## TASK PROMPT
Please print every record that follows, keeping each one exactly as it is.

## DATA PROVIDED
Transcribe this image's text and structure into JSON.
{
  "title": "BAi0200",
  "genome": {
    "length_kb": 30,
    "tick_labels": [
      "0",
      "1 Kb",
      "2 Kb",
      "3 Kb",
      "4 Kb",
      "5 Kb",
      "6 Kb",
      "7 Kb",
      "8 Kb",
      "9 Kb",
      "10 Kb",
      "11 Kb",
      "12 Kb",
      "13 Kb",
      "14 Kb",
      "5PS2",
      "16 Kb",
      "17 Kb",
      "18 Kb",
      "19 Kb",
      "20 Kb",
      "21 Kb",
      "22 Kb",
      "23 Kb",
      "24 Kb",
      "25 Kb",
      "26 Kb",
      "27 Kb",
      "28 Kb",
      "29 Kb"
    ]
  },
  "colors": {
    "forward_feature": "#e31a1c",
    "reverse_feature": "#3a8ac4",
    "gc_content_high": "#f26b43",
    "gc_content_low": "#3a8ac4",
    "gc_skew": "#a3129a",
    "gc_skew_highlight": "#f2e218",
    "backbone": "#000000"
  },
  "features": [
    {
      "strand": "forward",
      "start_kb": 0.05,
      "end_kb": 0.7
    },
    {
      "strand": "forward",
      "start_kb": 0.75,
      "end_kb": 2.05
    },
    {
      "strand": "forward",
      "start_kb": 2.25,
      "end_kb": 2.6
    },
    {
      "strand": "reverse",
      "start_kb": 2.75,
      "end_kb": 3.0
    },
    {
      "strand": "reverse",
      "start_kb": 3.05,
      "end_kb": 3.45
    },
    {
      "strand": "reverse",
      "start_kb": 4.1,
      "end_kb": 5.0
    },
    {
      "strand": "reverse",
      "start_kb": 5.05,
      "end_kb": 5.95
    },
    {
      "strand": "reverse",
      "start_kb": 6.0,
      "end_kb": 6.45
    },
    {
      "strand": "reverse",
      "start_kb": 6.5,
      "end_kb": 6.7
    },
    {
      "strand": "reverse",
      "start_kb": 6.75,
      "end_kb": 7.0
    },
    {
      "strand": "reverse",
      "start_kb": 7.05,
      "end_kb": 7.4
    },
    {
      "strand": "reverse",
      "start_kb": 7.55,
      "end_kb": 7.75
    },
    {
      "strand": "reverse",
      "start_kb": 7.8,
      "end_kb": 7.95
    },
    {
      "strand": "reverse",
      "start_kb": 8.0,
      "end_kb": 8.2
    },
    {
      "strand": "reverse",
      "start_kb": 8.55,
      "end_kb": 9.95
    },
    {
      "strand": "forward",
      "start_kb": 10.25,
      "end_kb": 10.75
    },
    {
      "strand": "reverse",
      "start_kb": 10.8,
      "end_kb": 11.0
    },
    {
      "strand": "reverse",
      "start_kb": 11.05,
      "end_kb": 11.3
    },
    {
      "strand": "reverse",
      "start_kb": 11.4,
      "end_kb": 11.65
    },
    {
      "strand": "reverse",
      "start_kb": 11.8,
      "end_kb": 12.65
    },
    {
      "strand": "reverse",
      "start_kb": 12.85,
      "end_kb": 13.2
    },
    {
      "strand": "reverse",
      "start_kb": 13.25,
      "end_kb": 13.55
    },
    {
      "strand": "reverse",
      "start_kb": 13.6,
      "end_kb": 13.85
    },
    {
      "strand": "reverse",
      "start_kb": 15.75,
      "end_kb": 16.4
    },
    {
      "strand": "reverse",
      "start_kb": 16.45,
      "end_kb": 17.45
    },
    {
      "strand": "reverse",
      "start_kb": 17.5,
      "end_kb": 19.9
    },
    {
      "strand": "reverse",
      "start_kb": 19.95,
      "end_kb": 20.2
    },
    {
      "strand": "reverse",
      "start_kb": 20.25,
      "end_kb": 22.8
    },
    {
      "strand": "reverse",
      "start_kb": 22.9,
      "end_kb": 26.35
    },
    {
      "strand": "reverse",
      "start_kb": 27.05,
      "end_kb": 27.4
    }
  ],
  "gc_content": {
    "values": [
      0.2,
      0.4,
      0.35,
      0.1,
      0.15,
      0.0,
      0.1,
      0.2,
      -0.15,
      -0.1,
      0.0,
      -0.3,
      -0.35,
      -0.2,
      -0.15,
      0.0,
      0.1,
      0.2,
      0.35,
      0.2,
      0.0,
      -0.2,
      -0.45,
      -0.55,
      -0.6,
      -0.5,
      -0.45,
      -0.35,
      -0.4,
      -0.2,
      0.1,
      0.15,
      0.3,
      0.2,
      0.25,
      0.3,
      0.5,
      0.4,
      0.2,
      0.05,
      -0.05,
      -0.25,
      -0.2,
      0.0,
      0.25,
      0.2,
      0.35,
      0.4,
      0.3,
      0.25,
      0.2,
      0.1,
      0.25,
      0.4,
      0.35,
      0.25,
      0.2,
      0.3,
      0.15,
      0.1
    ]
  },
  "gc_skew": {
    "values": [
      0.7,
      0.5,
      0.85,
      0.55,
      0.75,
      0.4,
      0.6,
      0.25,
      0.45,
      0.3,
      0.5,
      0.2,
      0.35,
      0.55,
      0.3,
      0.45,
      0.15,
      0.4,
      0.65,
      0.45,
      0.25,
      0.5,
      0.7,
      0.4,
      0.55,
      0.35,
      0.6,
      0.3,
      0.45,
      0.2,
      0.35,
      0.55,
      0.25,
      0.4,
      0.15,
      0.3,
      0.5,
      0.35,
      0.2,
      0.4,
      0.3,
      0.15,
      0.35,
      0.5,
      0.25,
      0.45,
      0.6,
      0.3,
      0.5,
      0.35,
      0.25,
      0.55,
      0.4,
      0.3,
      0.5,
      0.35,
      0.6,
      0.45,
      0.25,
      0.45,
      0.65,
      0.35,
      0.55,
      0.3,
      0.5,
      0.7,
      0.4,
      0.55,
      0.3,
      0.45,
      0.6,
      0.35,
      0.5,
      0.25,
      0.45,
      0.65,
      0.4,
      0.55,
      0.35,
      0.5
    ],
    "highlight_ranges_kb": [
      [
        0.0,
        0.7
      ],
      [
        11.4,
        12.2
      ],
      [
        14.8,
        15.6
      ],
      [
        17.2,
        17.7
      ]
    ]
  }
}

## YOUR RESPONSE
Transcribe this image's text and structure into JSON.
{
  "title": "BAi0200",
  "genome": {
    "length_kb": 30,
    "tick_labels": [
      "0",
      "1 Kb",
      "2 Kb",
      "3 Kb",
      "4 Kb",
      "5 Kb",
      "6 Kb",
      "7 Kb",
      "8 Kb",
      "9 Kb",
      "10 Kb",
      "11 Kb",
      "12 Kb",
      "13 Kb",
      "14 Kb",
      "5PS2",
      "16 Kb",
      "17 Kb",
      "18 Kb",
      "19 Kb",
      "20 Kb",
      "21 Kb",
      "22 Kb",
      "23 Kb",
      "24 Kb",
      "25 Kb",
      "26 Kb",
      "27 Kb",
      "28 Kb",
      "29 Kb"
    ]
  },
  "colors": {
    "forward_feature": "#e31a1c",
    "reverse_feature": "#3a8ac4",
    "gc_content_high": "#f26b43",
    "gc_content_low": "#3a8ac4",
    "gc_skew": "#a3129a",
    "gc_skew_highlight": "#f2e218",
    "backbone": "#000000"
  },
  "features": [
    {
      "strand": "forward",
      "start_kb": 0.05,
      "end_kb": 0.7
    },
    {
      "strand": "forward",
      "start_kb": 0.75,
      "end_kb": 2.05
    },
    {
      "strand": "forward",
      "start_kb": 2.25,
      "end_kb": 2.6
    },
    {
      "strand": "reverse",
      "start_kb": 2.75,
      "end_kb": 3.0
    },
    {
      "strand": "reverse",
      "start_kb": 3.05,
      "end_kb": 3.45
    },
    {
      "strand": "reverse",
      "start_kb": 4.1,
      "end_kb": 5.0
    },
    {
      "strand": "reverse",
      "start_kb": 5.05,
      "end_kb": 5.95
    },
    {
      "strand": "reverse",
      "start_kb": 6.0,
      "end_kb": 6.45
    },
    {
      "strand": "reverse",
      "start_kb": 6.5,
      "end_kb": 6.7
    },
    {
      "strand": "reverse",
      "start_kb": 6.75,
      "end_kb": 7.0
    },
    {
      "strand": "reverse",
      "start_kb": 7.05,
      "end_kb": 7.4
    },
    {
      "strand": "reverse",
      "start_kb": 7.55,
      "end_kb": 7.75
    },
    {
      "strand": "reverse",
      "start_kb": 7.8,
      "end_kb": 7.95
    },
    {
      "strand": "reverse",
      "start_kb": 8.0,
      "end_kb": 8.2
    },
    {
      "strand": "reverse",
      "start_kb": 8.55,
      "end_kb": 9.95
    },
    {
      "strand": "forward",
      "start_kb": 10.25,
      "end_kb": 10.75
    },
    {
      "strand": "reverse",
      "start_kb": 10.8,
      "end_kb": 11.0
    },
    {
      "strand": "reverse",
      "start_kb": 11.05,
      "end_kb": 11.3
    },
    {
      "strand": "reverse",
      "start_kb": 11.4,
      "end_kb": 11.65
    },
    {
      "strand": "reverse",
      "start_kb": 11.8,
      "end_kb": 12.65
    },
    {
      "strand": "reverse",
      "start_kb": 12.85,
      "end_kb": 13.2
    },
    {
      "strand": "reverse",
      "start_kb": 13.25,
      "end_kb": 13.55
    },
    {
      "strand": "reverse",
      "start_kb": 13.6,
      "end_kb": 13.85
    },
    {
      "strand": "reverse",
      "start_kb": 15.75,
      "end_kb": 16.4
    },
    {
      "strand": "reverse",
      "start_kb": 16.45,
      "end_kb": 17.45
    },
    {
      "strand": "reverse",
      "start_kb": 17.5,
      "end_kb": 19.9
    },
    {
      "strand": "reverse",
      "start_kb": 19.95,
      "end_kb": 20.2
    },
    {
      "strand": "reverse",
      "start_kb": 20.25,
      "end_kb": 22.8
    },
    {
      "strand": "reverse",
      "start_kb": 22.9,
      "end_kb": 26.35
    },
    {
      "strand": "reverse",
      "start_kb": 27.05,
      "end_kb": 27.4
    }
  ],
  "gc_content": {
    "values": [
      0.2,
      0.4,
      0.35,
      0.1,
      0.15,
      0.0,
      0.1,
      0.2,
      -0.15,
      -0.1,
      0.0,
      -0.3,
      -0.35,
      -0.2,
      -0.15,
      0.0,
      0.1,
      0.2,
      0.35,
      0.2,
      0.0,
      -0.2,
      -0.45,
      -0.55,
      -0.6,
      -0.5,
      -0.45,
      -0.35,
      -0.4,
      -0.2,
      0.1,
      0.15,
      0.3,
      0.2,
      0.25,
      0.3,
      0.5,
      0.4,
      0.2,
      0.05,
      -0.05,
      -0.25,
      -0.2,
      0.0,
      0.25,
      0.2,
      0.35,
      0.4,
      0.3,
      0.25,
      0.2,
      0.1,
      0.25,
      0.4,
      0.35,
      0.25,
      0.2,
      0.3,
      0.15,
      0.1
    ]
  },
  "gc_skew": {
    "values": [
      0.7,
      0.5,
      0.85,
      0.55,
      0.75,
      0.4,
      0.6,
      0.25,
      0.45,
      0.3,
      0.5,
      0.2,
      0.35,
      0.55,
      0.3,
      0.45,
      0.15,
      0.4,
      0.65,
      0.45,
      0.25,
      0.5,
      0.7,
      0.4,
      0.55,
      0.35,
      0.6,
      0.3,
      0.45,
      0.2,
      0.35,
      0.55,
      0.25,
      0.4,
      0.15,
      0.3,
      0.5,
      0.35,
      0.2,
      0.4,
      0.3,
      0.15,
      0.35,
      0.5,
      0.25,
      0.45,
      0.6,
      0.3,
      0.5,
      0.35,
      0.25,
      0.55,
      0.4,
      0.3,
      0.5,
      0.35,
      0.6,
      0.45,
      0.25,
      0.45,
      0.65,
      0.35,
      0.55,
      0.3,
      0.5,
      0.7,
      0.4,
      0.55,
      0.3,
      0.45,
      0.6,
      0.35,
      0.5,
      0.25,
      0.45,
      0.65,
      0.4,
      0.55,
      0.35,
      0.5
    ],
    "highlight_ranges_kb": [
      [
        0.0,
        0.7
      ],
      [
        11.4,
        12.2
      ],
      [
        14.8,
        15.6
      ],
      [
        17.2,
        17.7
      ]
    ]
  }
}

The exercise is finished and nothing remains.